> **Your objective**: Copy the lines that follow, keeping every character the same.

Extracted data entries

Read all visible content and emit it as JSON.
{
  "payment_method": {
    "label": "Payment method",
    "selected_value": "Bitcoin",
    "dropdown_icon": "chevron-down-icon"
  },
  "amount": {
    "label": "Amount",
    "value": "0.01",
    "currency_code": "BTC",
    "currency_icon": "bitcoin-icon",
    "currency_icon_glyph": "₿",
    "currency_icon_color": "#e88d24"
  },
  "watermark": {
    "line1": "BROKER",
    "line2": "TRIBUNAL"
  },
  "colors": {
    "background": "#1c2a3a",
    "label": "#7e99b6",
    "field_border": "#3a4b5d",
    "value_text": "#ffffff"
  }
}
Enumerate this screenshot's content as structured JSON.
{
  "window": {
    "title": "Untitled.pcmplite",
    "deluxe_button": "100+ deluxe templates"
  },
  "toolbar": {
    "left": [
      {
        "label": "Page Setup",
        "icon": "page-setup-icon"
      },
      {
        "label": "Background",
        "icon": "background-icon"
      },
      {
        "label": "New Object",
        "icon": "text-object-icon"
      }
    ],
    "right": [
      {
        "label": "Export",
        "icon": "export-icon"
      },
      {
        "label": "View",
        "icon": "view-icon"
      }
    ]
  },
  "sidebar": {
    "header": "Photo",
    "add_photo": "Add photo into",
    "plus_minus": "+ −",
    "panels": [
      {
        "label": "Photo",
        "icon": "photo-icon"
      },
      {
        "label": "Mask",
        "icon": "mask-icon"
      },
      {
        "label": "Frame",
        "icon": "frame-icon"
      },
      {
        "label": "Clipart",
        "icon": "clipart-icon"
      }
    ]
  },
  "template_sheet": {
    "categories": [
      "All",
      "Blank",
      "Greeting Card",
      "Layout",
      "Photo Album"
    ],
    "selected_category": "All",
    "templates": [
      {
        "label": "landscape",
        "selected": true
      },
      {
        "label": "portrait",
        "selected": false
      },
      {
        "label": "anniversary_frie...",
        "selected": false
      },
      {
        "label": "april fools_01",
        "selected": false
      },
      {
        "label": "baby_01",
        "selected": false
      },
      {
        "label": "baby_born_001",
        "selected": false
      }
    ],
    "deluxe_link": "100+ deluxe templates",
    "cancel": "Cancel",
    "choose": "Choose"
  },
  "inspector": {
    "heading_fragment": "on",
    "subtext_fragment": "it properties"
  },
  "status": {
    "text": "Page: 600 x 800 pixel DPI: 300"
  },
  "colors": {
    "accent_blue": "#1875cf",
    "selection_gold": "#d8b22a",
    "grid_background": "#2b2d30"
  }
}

> **Solution to this task**:
Read all visible content and emit it as JSON.
{
  "payment_method": {
    "label": "Payment method",
    "selected_value": "Bitcoin",
    "dropdown_icon": "chevron-down-icon"
  },
  "amount": {
    "label": "Amount",
    "value": "0.01",
    "currency_code": "BTC",
    "currency_icon": "bitcoin-icon",
    "currency_icon_glyph": "₿",
    "currency_icon_color": "#e88d24"
  },
  "watermark": {
    "line1": "BROKER",
    "line2": "TRIBUNAL"
  },
  "colors": {
    "background": "#1c2a3a",
    "label": "#7e99b6",
    "field_border": "#3a4b5d",
    "value_text": "#ffffff"
  }
}
Enumerate this screenshot's content as structured JSON.
{
  "window": {
    "title": "Untitled.pcmplite",
    "deluxe_button": "100+ deluxe templates"
  },
  "toolbar": {
    "left": [
      {
        "label": "Page Setup",
        "icon": "page-setup-icon"
      },
      {
        "label": "Background",
        "icon": "background-icon"
      },
      {
        "label": "New Object",
        "icon": "text-object-icon"
      }
    ],
    "right": [
      {
        "label": "Export",
        "icon": "export-icon"
      },
      {
        "label": "View",
        "icon": "view-icon"
      }
    ]
  },
  "sidebar": {
    "header": "Photo",
    "add_photo": "Add photo into",
    "plus_minus": "+ −",
    "panels": [
      {
        "label": "Photo",
        "icon": "photo-icon"
      },
      {
        "label": "Mask",
        "icon": "mask-icon"
      },
      {
        "label": "Frame",
        "icon": "frame-icon"
      },
      {
        "label": "Clipart",
        "icon": "clipart-icon"
      }
    ]
  },
  "template_sheet": {
    "categories": [
      "All",
      "Blank",
      "Greeting Card",
      "Layout",
      "Photo Album"
    ],
    "selected_category": "All",
    "templates": [
      {
        "label": "landscape",
        "selected": true
      },
      {
        "label": "portrait",
        "selected": false
      },
      {
        "label": "anniversary_frie...",
        "selected": false
      },
      {
        "label": "april fools_01",
        "selected": false
      },
      {
        "label": "baby_01",
        "selected": false
      },
      {
        "label": "baby_born_001",
        "selected": false
      }
    ],
    "deluxe_link": "100+ deluxe templates",
    "cancel": "Cancel",
    "choose": "Choose"
  },
  "inspector": {
    "heading_fragment": "on",
    "subtext_fragment": "it properties"
  },
  "status": {
    "text": "Page: 600 x 800 pixel DPI: 300"
  },
  "colors": {
    "accent_blue": "#1875cf",
    "selection_gold": "#d8b22a",
    "grid_background": "#2b2d30"
  }
}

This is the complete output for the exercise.